[START Recorded information]

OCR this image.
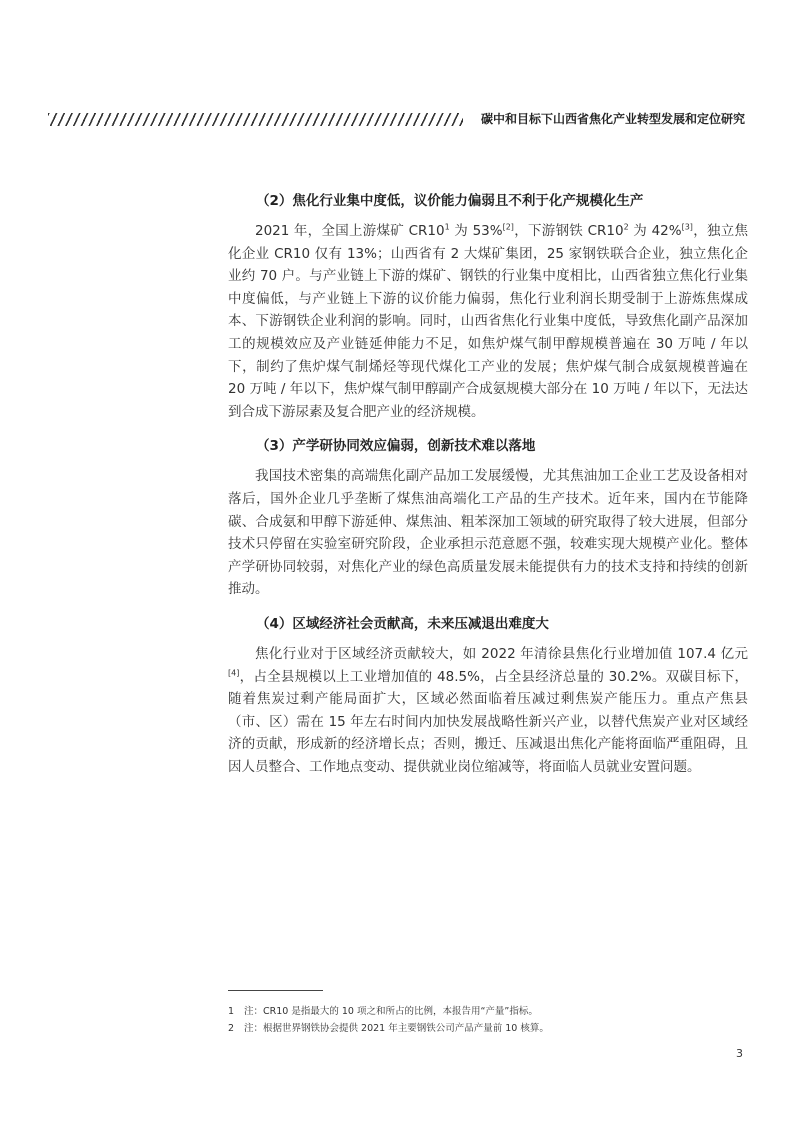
碳中和目标下山西省焦化产业转型发展和定位研究
（2）焦化行业集中度低，议价能力偏弱且不利于化产规模化生产

2021 年，全国上游煤矿 $CR10^1$ 为 53%[2]，下游钢铁 $CR10^2$ 为 42%[3]，独立焦化企业 CR10 仅有 13%；山西省有 2 大煤矿集团，25 家钢铁联合企业，独立焦化企业约 70 户。与产业链上下游的煤矿、钢铁的行业集中度相比，山西省独立焦化行业集中度偏低，与产业链上下游的议价能力偏弱，焦化行业利润长期受制于上游炼焦煤成本、下游钢铁企业利润的影响。同时，山西省焦化行业集中度低，导致焦化副产品深加工的规模效应及产业链延伸能力不足，如焦炉煤气制甲醇规模普遍在 30 万吨 / 年以下，制约了焦炉煤气制烯烃等现代煤化工产业的发展；焦炉煤气制合成氨规模普遍在 20 万吨 / 年以下，焦炉煤气制甲醇副产合成氨规模大部分在 10 万吨 / 年以下，无法达到合成下游尿素及复合肥产业的经济规模。

（3）产学研协同效应偏弱，创新技术难以落地

我国技术密集的高端焦化副产品加工发展缓慢，尤其焦油加工企业工艺及设备相对落后，国外企业几乎垄断了煤焦油高端化工产品的生产技术。近年来，国内在节能降碳、合成氨和甲醇下游延伸、煤焦油、粗苯深加工领域的研究取得了较大进展，但部分技术只停留在实验室研究阶段，企业承担示范意愿不强，较难实现大规模产业化。整体产学研协同较弱，对焦化产业的绿色高质量发展未能提供有力的技术支持和持续的创新推动。

（4）区域经济社会贡献高，未来压减退出难度大

焦化行业对于区域经济贡献较大，如 2022 年清徐县焦化行业增加值 107.4 亿元[4]，占全县规模以上工业增加值的 48.5%，占全县经济总量的 30.2%。双碳目标下，随着焦炭过剩产能局面扩大，区域必然面临着压减过剩焦炭产能压力。重点产焦县（市、区）需在 15 年左右时间内加快发展战略性新兴产业，以替代焦炭产业对区域经济的贡献，形成新的经济增长点；否则，搬迁、压减退出焦化产能将面临严重阻碍，且因人员整合、工作地点变动、提供就业岗位缩减等，将面临人员就业安置问题。

1	注：CR10 是指最大的 10 项之和所占的比例，本报告用“产量”指标。
2	注：根据世界钢铁协会提供 2021 年主要钢铁公司产品产量前 10 核算。
3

[END Recorded information]

Omit the pictures. Output every record above word for word.

Complete answer
OCR this image.
碳中和目标下山西省焦化产业转型发展和定位研究
（2）焦化行业集中度低，议价能力偏弱且不利于化产规模化生产

2021 年，全国上游煤矿 $CR10^1$ 为 53%[2]，下游钢铁 $CR10^2$ 为 42%[3]，独立焦化企业 CR10 仅有 13%；山西省有 2 大煤矿集团，25 家钢铁联合企业，独立焦化企业约 70 户。与产业链上下游的煤矿、钢铁的行业集中度相比，山西省独立焦化行业集中度偏低，与产业链上下游的议价能力偏弱，焦化行业利润长期受制于上游炼焦煤成本、下游钢铁企业利润的影响。同时，山西省焦化行业集中度低，导致焦化副产品深加工的规模效应及产业链延伸能力不足，如焦炉煤气制甲醇规模普遍在 30 万吨 / 年以下，制约了焦炉煤气制烯烃等现代煤化工产业的发展；焦炉煤气制合成氨规模普遍在 20 万吨 / 年以下，焦炉煤气制甲醇副产合成氨规模大部分在 10 万吨 / 年以下，无法达到合成下游尿素及复合肥产业的经济规模。

（3）产学研协同效应偏弱，创新技术难以落地

我国技术密集的高端焦化副产品加工发展缓慢，尤其焦油加工企业工艺及设备相对落后，国外企业几乎垄断了煤焦油高端化工产品的生产技术。近年来，国内在节能降碳、合成氨和甲醇下游延伸、煤焦油、粗苯深加工领域的研究取得了较大进展，但部分技术只停留在实验室研究阶段，企业承担示范意愿不强，较难实现大规模产业化。整体产学研协同较弱，对焦化产业的绿色高质量发展未能提供有力的技术支持和持续的创新推动。

（4）区域经济社会贡献高，未来压减退出难度大

焦化行业对于区域经济贡献较大，如 2022 年清徐县焦化行业增加值 107.4 亿元[4]，占全县规模以上工业增加值的 48.5%，占全县经济总量的 30.2%。双碳目标下，随着焦炭过剩产能局面扩大，区域必然面临着压减过剩焦炭产能压力。重点产焦县（市、区）需在 15 年左右时间内加快发展战略性新兴产业，以替代焦炭产业对区域经济的贡献，形成新的经济增长点；否则，搬迁、压减退出焦化产能将面临严重阻碍，且因人员整合、工作地点变动、提供就业岗位缩减等，将面临人员就业安置问题。

1	注：CR10 是指最大的 10 项之和所占的比例，本报告用“产量”指标。
2	注：根据世界钢铁协会提供 2021 年主要钢铁公司产品产量前 10 核算。
3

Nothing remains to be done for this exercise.